JOB A: Translate into Spanish this sentence from the passage on the dollar's downtrend: "This failure helped define the parallel top resistance line that enclosed the dollar's new tactical downtrend."

EXTRACT TO READ:
Following its May interim top after a normal and expected bear-market rally, the dollar's downtrend resumed in what will probably ultimately prove to be the fifth major downleg of its secular bear market. In June and the first half of July the dollar fell right on schedule, probing new lower interim lows marked by the blue numbers above. These established a solid downtrend support line.

In late July the dollar surged, rocketing from the bottom to the top of its downtrend channel. As I discussed last week in regards to silver though, full swings through tactical trend channels are not at all uncommon and nothing to get excited about. While the dollar tried to surge above its 200dma primary bear-market resistance, it couldn't hold these lofty levels for long and soon failed lower. This failure helped define the parallel top resistance line that enclosed the dollar's new tactical downtrend. So far so good.

DATA TO PROCESS:
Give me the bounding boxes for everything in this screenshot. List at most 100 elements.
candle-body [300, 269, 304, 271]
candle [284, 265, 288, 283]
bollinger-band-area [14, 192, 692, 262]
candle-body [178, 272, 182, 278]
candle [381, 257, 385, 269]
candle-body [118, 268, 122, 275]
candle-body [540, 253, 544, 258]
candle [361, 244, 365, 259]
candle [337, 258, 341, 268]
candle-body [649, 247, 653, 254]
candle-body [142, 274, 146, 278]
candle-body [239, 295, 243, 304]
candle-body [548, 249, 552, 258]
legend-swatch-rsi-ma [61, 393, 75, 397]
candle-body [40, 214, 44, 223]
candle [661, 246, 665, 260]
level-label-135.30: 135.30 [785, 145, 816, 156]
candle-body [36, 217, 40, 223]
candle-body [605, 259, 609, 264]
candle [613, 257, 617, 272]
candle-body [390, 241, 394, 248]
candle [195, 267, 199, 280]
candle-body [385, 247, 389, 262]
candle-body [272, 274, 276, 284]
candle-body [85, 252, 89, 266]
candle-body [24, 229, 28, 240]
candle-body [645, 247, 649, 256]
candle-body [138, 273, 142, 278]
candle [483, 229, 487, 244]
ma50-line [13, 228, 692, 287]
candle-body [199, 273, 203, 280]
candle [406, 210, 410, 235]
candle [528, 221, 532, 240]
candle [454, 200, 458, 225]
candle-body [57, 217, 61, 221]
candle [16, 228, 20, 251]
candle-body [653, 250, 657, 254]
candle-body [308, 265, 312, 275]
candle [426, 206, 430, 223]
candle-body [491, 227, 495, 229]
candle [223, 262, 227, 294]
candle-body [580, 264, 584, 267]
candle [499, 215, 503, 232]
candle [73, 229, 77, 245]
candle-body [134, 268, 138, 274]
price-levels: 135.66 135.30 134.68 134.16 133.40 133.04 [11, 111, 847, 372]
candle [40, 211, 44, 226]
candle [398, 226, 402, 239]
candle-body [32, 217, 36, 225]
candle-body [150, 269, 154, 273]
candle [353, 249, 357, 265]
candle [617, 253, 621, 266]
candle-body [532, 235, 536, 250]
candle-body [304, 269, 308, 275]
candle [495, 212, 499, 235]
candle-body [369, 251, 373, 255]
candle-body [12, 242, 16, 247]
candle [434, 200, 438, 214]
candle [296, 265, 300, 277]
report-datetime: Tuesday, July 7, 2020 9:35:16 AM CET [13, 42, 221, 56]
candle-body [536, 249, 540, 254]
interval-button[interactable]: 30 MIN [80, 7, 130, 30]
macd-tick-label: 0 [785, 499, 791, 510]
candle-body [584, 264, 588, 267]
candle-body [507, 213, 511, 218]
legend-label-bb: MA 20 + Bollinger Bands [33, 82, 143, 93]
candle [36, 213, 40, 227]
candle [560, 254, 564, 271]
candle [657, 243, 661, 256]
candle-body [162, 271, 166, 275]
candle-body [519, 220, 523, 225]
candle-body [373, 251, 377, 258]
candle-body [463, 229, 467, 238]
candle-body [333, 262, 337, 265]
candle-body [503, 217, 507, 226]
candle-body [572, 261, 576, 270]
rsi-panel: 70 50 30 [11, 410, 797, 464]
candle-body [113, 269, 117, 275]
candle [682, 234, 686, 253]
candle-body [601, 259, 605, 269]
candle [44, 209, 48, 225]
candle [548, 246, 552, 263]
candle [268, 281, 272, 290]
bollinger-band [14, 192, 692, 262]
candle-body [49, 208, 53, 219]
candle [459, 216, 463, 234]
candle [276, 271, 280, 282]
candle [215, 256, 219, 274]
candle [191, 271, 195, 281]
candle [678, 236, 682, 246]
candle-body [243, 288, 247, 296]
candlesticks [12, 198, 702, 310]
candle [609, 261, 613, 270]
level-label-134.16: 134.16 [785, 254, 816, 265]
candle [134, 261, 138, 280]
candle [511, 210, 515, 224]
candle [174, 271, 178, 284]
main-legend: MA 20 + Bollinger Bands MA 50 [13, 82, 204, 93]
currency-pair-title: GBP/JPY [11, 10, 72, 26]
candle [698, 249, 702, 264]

JOB B: Format the rows listed above, from the first row through the row containing "candle [454, 200, 458, 225]", inclusive, as a Markdown table with the columns Row and Entry, numbering each one.

EXERCISE SOLUTION A: Este fracaso ayudó a definir la línea de resistencia superior paralela que encerraba la nueva tendencia bajista táctica del dólar.

EXERCISE SOLUTION B:
| Row | Entry |
|---|---|
| 1 | Give me the bounding boxes for everything in this screenshot. List at most 100 elements. |
| 2 | candle-body [300, 269, 304, 271] |
| 3 | candle [284, 265, 288, 283] |
| 4 | bollinger-band-area [14, 192, 692, 262] |
| 5 | candle-body [178, 272, 182, 278] |
| 6 | candle [381, 257, 385, 269] |
| 7 | candle-body [118, 268, 122, 275] |
| 8 | candle-body [540, 253, 544, 258] |
| 9 | candle [361, 244, 365, 259] |
| 10 | candle [337, 258, 341, 268] |
| 11 | candle-body [649, 247, 653, 254] |
| 12 | candle-body [142, 274, 146, 278] |
| 13 | candle-body [239, 295, 243, 304] |
| 14 | candle-body [548, 249, 552, 258] |
| 15 | legend-swatch-rsi-ma [61, 393, 75, 397] |
| 16 | candle-body [40, 214, 44, 223] |
| 17 | candle [661, 246, 665, 260] |
| 18 | level-label-135.30: 135.30 [785, 145, 816, 156] |
| 19 | candle-body [36, 217, 40, 223] |
| 20 | candle-body [605, 259, 609, 264] |
| 21 | candle [613, 257, 617, 272] |
| 22 | candle-body [390, 241, 394, 248] |
| 23 | candle [195, 267, 199, 280] |
| 24 | candle-body [385, 247, 389, 262] |
| 25 | candle-body [272, 274, 276, 284] |
| 26 | candle-body [85, 252, 89, 266] |
| 27 | candle-body [24, 229, 28, 240] |
| 28 | candle-body [645, 247, 649, 256] |
| 29 | candle-body [138, 273, 142, 278] |
| 30 | candle [483, 229, 487, 244] |
| 31 | ma50-line [13, 228, 692, 287] |
| 32 | candle-body [199, 273, 203, 280] |
| 33 | candle [406, 210, 410, 235] |
| 34 | candle [528, 221, 532, 240] |
| 35 | candle [454, 200, 458, 225] |